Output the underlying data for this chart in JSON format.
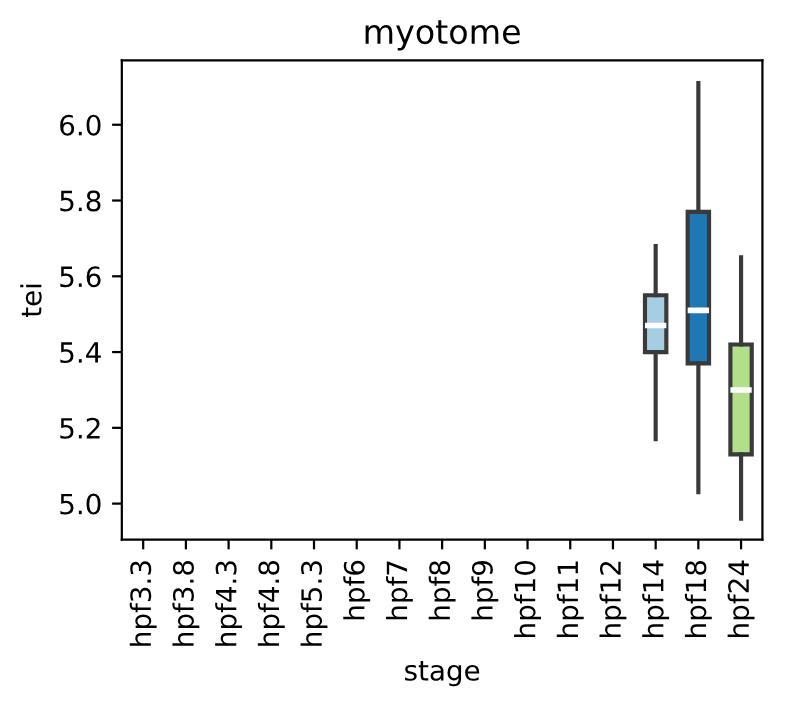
{
  "chart_data": {
    "type": "box",
    "title": "myotome",
    "xlabel": "stage",
    "ylabel": "tei",
    "categories": [
      "hpf3.3",
      "hpf3.8",
      "hpf4.3",
      "hpf4.8",
      "hpf5.3",
      "hpf6",
      "hpf7",
      "hpf8",
      "hpf9",
      "hpf10",
      "hpf11",
      "hpf12",
      "hpf14",
      "hpf18",
      "hpf24"
    ],
    "boxes": [
      null,
      null,
      null,
      null,
      null,
      null,
      null,
      null,
      null,
      null,
      null,
      null,
      {
        "low": 5.17,
        "q1": 5.4,
        "median": 5.47,
        "q3": 5.55,
        "high": 5.68
      },
      {
        "low": 5.03,
        "q1": 5.37,
        "median": 5.51,
        "q3": 5.77,
        "high": 6.11
      },
      {
        "low": 4.96,
        "q1": 5.13,
        "median": 5.3,
        "q3": 5.42,
        "high": 5.65
      }
    ],
    "colors": [
      "#a6cee3",
      "#a6cee3",
      "#a6cee3",
      "#a6cee3",
      "#a6cee3",
      "#a6cee3",
      "#a6cee3",
      "#a6cee3",
      "#a6cee3",
      "#a6cee3",
      "#a6cee3",
      "#a6cee3",
      "#a6cee3",
      "#1f78b4",
      "#b2df8a"
    ],
    "ylim": [
      4.905,
      6.17
    ],
    "yticks": [
      {
        "value": 5.0,
        "label": "5.0"
      },
      {
        "value": 5.2,
        "label": "5.2"
      },
      {
        "value": 5.4,
        "label": "5.4"
      },
      {
        "value": 5.6,
        "label": "5.6"
      },
      {
        "value": 5.8,
        "label": "5.8"
      },
      {
        "value": 6.0,
        "label": "6.0"
      }
    ],
    "grid": false,
    "legend": false
  }
}
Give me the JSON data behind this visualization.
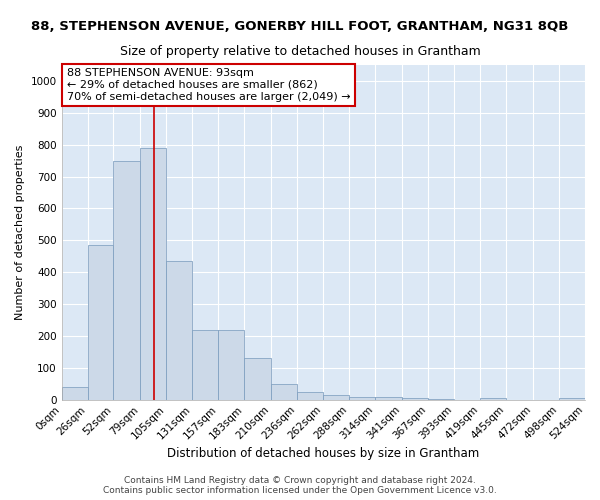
{
  "title": "88, STEPHENSON AVENUE, GONERBY HILL FOOT, GRANTHAM, NG31 8QB",
  "subtitle": "Size of property relative to detached houses in Grantham",
  "xlabel": "Distribution of detached houses by size in Grantham",
  "ylabel": "Number of detached properties",
  "bar_color": "#ccd9e8",
  "bar_edge_color": "#7799bb",
  "background_color": "#dce8f5",
  "grid_color": "#ffffff",
  "bin_edges": [
    0,
    26,
    52,
    79,
    105,
    131,
    157,
    183,
    210,
    236,
    262,
    288,
    314,
    341,
    367,
    393,
    419,
    445,
    472,
    498,
    524
  ],
  "bin_labels": [
    "0sqm",
    "26sqm",
    "52sqm",
    "79sqm",
    "105sqm",
    "131sqm",
    "157sqm",
    "183sqm",
    "210sqm",
    "236sqm",
    "262sqm",
    "288sqm",
    "314sqm",
    "341sqm",
    "367sqm",
    "393sqm",
    "419sqm",
    "445sqm",
    "472sqm",
    "498sqm",
    "524sqm"
  ],
  "bar_heights": [
    40,
    485,
    750,
    790,
    435,
    220,
    220,
    130,
    50,
    25,
    15,
    10,
    8,
    5,
    2,
    0,
    5,
    0,
    0,
    5
  ],
  "property_size": 93,
  "vline_color": "#cc0000",
  "annotation_text": "88 STEPHENSON AVENUE: 93sqm\n← 29% of detached houses are smaller (862)\n70% of semi-detached houses are larger (2,049) →",
  "annotation_box_color": "#ffffff",
  "annotation_box_edge_color": "#cc0000",
  "ylim": [
    0,
    1050
  ],
  "yticks": [
    0,
    100,
    200,
    300,
    400,
    500,
    600,
    700,
    800,
    900,
    1000
  ],
  "footer_text": "Contains HM Land Registry data © Crown copyright and database right 2024.\nContains public sector information licensed under the Open Government Licence v3.0.",
  "title_fontsize": 9.5,
  "subtitle_fontsize": 9,
  "xlabel_fontsize": 8.5,
  "ylabel_fontsize": 8,
  "tick_fontsize": 7.5,
  "annotation_fontsize": 8,
  "footer_fontsize": 6.5
}
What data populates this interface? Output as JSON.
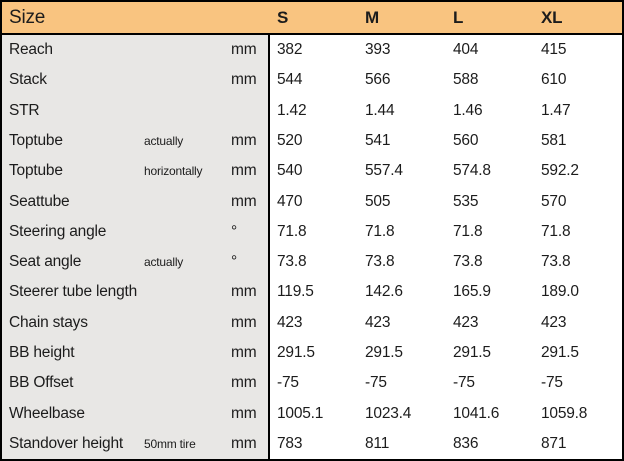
{
  "colors": {
    "header_bg": "#F9C480",
    "label_column_bg": "#E8E7E5",
    "border": "#000000",
    "text": "#1C1C1C"
  },
  "chart_data": {
    "type": "table",
    "title": "Size",
    "size_columns": [
      "S",
      "M",
      "L",
      "XL"
    ],
    "rows": [
      {
        "label": "Reach",
        "sub": "",
        "unit": "mm",
        "values": [
          "382",
          "393",
          "404",
          "415"
        ]
      },
      {
        "label": "Stack",
        "sub": "",
        "unit": "mm",
        "values": [
          "544",
          "566",
          "588",
          "610"
        ]
      },
      {
        "label": "STR",
        "sub": "",
        "unit": "",
        "values": [
          "1.42",
          "1.44",
          "1.46",
          "1.47"
        ]
      },
      {
        "label": "Toptube",
        "sub": "actually",
        "unit": "mm",
        "values": [
          "520",
          "541",
          "560",
          "581"
        ]
      },
      {
        "label": "Toptube",
        "sub": "horizontally",
        "unit": "mm",
        "values": [
          "540",
          "557.4",
          "574.8",
          "592.2"
        ]
      },
      {
        "label": "Seattube",
        "sub": "",
        "unit": "mm",
        "values": [
          "470",
          "505",
          "535",
          "570"
        ]
      },
      {
        "label": "Steering angle",
        "sub": "",
        "unit": "°",
        "values": [
          "71.8",
          "71.8",
          "71.8",
          "71.8"
        ]
      },
      {
        "label": "Seat angle",
        "sub": "actually",
        "unit": "°",
        "values": [
          "73.8",
          "73.8",
          "73.8",
          "73.8"
        ]
      },
      {
        "label": "Steerer tube length",
        "sub": "",
        "unit": "mm",
        "values": [
          "119.5",
          "142.6",
          "165.9",
          "189.0"
        ]
      },
      {
        "label": "Chain stays",
        "sub": "",
        "unit": "mm",
        "values": [
          "423",
          "423",
          "423",
          "423"
        ]
      },
      {
        "label": "BB height",
        "sub": "",
        "unit": "mm",
        "values": [
          "291.5",
          "291.5",
          "291.5",
          "291.5"
        ]
      },
      {
        "label": "BB Offset",
        "sub": "",
        "unit": "mm",
        "values": [
          "-75",
          "-75",
          "-75",
          "-75"
        ]
      },
      {
        "label": "Wheelbase",
        "sub": "",
        "unit": "mm",
        "values": [
          "1005.1",
          "1023.4",
          "1041.6",
          "1059.8"
        ]
      },
      {
        "label": "Standover height",
        "sub": "50mm tire",
        "unit": "mm",
        "values": [
          "783",
          "811",
          "836",
          "871"
        ]
      }
    ]
  }
}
###
What is needed
Print every entry above again without changing a word, and omit the pictures.

Problem solution
Output the underlying data for this chart in JSON format.
{
  "chart_data": {
    "type": "box",
    "title": "myotome",
    "xlabel": "stage",
    "ylabel": "tei",
    "categories": [
      "hpf3.3",
      "hpf3.8",
      "hpf4.3",
      "hpf4.8",
      "hpf5.3",
      "hpf6",
      "hpf7",
      "hpf8",
      "hpf9",
      "hpf10",
      "hpf11",
      "hpf12",
      "hpf14",
      "hpf18",
      "hpf24"
    ],
    "boxes": [
      null,
      null,
      null,
      null,
      null,
      null,
      null,
      null,
      null,
      null,
      null,
      null,
      {
        "low": 5.17,
        "q1": 5.4,
        "median": 5.47,
        "q3": 5.55,
        "high": 5.68
      },
      {
        "low": 5.03,
        "q1": 5.37,
        "median": 5.51,
        "q3": 5.77,
        "high": 6.11
      },
      {
        "low": 4.96,
        "q1": 5.13,
        "median": 5.3,
        "q3": 5.42,
        "high": 5.65
      }
    ],
    "colors": [
      "#a6cee3",
      "#a6cee3",
      "#a6cee3",
      "#a6cee3",
      "#a6cee3",
      "#a6cee3",
      "#a6cee3",
      "#a6cee3",
      "#a6cee3",
      "#a6cee3",
      "#a6cee3",
      "#a6cee3",
      "#a6cee3",
      "#1f78b4",
      "#b2df8a"
    ],
    "ylim": [
      4.905,
      6.17
    ],
    "yticks": [
      {
        "value": 5.0,
        "label": "5.0"
      },
      {
        "value": 5.2,
        "label": "5.2"
      },
      {
        "value": 5.4,
        "label": "5.4"
      },
      {
        "value": 5.6,
        "label": "5.6"
      },
      {
        "value": 5.8,
        "label": "5.8"
      },
      {
        "value": 6.0,
        "label": "6.0"
      }
    ],
    "grid": false,
    "legend": false
  }
}
Give me the JSON data behind this visualization.
{
  "title": "88, STEPHENSON AVENUE, GONERBY HILL FOOT, GRANTHAM, NG31 8QB",
  "subtitle": "Size of property relative to detached houses in Grantham",
  "xlabel": "Distribution of detached houses by size in Grantham",
  "ylabel": "Number of detached properties",
  "bar_color": "#ccd9e8",
  "bar_edge_color": "#7799bb",
  "background_color": "#dce8f5",
  "grid_color": "#ffffff",
  "bin_edges": [
    0,
    26,
    52,
    79,
    105,
    131,
    157,
    183,
    210,
    236,
    262,
    288,
    314,
    341,
    367,
    393,
    419,
    445,
    472,
    498,
    524
  ],
  "bin_labels": [
    "0sqm",
    "26sqm",
    "52sqm",
    "79sqm",
    "105sqm",
    "131sqm",
    "157sqm",
    "183sqm",
    "210sqm",
    "236sqm",
    "262sqm",
    "288sqm",
    "314sqm",
    "341sqm",
    "367sqm",
    "393sqm",
    "419sqm",
    "445sqm",
    "472sqm",
    "498sqm",
    "524sqm"
  ],
  "bar_heights": [
    40,
    485,
    750,
    790,
    435,
    220,
    220,
    130,
    50,
    25,
    15,
    10,
    8,
    5,
    2,
    0,
    5,
    0,
    0,
    5
  ],
  "property_size": 93,
  "vline_color": "#cc0000",
  "annotation_text": "88 STEPHENSON AVENUE: 93sqm\n← 29% of detached houses are smaller (862)\n70% of semi-detached houses are larger (2,049) →",
  "annotation_box_color": "#ffffff",
  "annotation_box_edge_color": "#cc0000",
  "ylim": [
    0,
    1050
  ],
  "yticks": [
    0,
    100,
    200,
    300,
    400,
    500,
    600,
    700,
    800,
    900,
    1000
  ],
  "footer_text": "Contains HM Land Registry data © Crown copyright and database right 2024.\nContains public sector information licensed under the Open Government Licence v3.0.",
  "title_fontsize": 9.5,
  "subtitle_fontsize": 9,
  "xlabel_fontsize": 8.5,
  "ylabel_fontsize": 8,
  "tick_fontsize": 7.5,
  "annotation_fontsize": 8,
  "footer_fontsize": 6.5
}
What data populates this interface? Output as JSON.
{
  "colors": {
    "header_bg": "#F9C480",
    "label_column_bg": "#E8E7E5",
    "border": "#000000",
    "text": "#1C1C1C"
  },
  "chart_data": {
    "type": "table",
    "title": "Size",
    "size_columns": [
      "S",
      "M",
      "L",
      "XL"
    ],
    "rows": [
      {
        "label": "Reach",
        "sub": "",
        "unit": "mm",
        "values": [
          "382",
          "393",
          "404",
          "415"
        ]
      },
      {
        "label": "Stack",
        "sub": "",
        "unit": "mm",
        "values": [
          "544",
          "566",
          "588",
          "610"
        ]
      },
      {
        "label": "STR",
        "sub": "",
        "unit": "",
        "values": [
          "1.42",
          "1.44",
          "1.46",
          "1.47"
        ]
      },
      {
        "label": "Toptube",
        "sub": "actually",
        "unit": "mm",
        "values": [
          "520",
          "541",
          "560",
          "581"
        ]
      },
      {
        "label": "Toptube",
        "sub": "horizontally",
        "unit": "mm",
        "values": [
          "540",
          "557.4",
          "574.8",
          "592.2"
        ]
      },
      {
        "label": "Seattube",
        "sub": "",
        "unit": "mm",
        "values": [
          "470",
          "505",
          "535",
          "570"
        ]
      },
      {
        "label": "Steering angle",
        "sub": "",
        "unit": "°",
        "values": [
          "71.8",
          "71.8",
          "71.8",
          "71.8"
        ]
      },
      {
        "label": "Seat angle",
        "sub": "actually",
        "unit": "°",
        "values": [
          "73.8",
          "73.8",
          "73.8",
          "73.8"
        ]
      },
      {
        "label": "Steerer tube length",
        "sub": "",
        "unit": "mm",
        "values": [
          "119.5",
          "142.6",
          "165.9",
          "189.0"
        ]
      },
      {
        "label": "Chain stays",
        "sub": "",
        "unit": "mm",
        "values": [
          "423",
          "423",
          "423",
          "423"
        ]
      },
      {
        "label": "BB height",
        "sub": "",
        "unit": "mm",
        "values": [
          "291.5",
          "291.5",
          "291.5",
          "291.5"
        ]
      },
      {
        "label": "BB Offset",
        "sub": "",
        "unit": "mm",
        "values": [
          "-75",
          "-75",
          "-75",
          "-75"
        ]
      },
      {
        "label": "Wheelbase",
        "sub": "",
        "unit": "mm",
        "values": [
          "1005.1",
          "1023.4",
          "1041.6",
          "1059.8"
        ]
      },
      {
        "label": "Standover height",
        "sub": "50mm tire",
        "unit": "mm",
        "values": [
          "783",
          "811",
          "836",
          "871"
        ]
      }
    ]
  }
}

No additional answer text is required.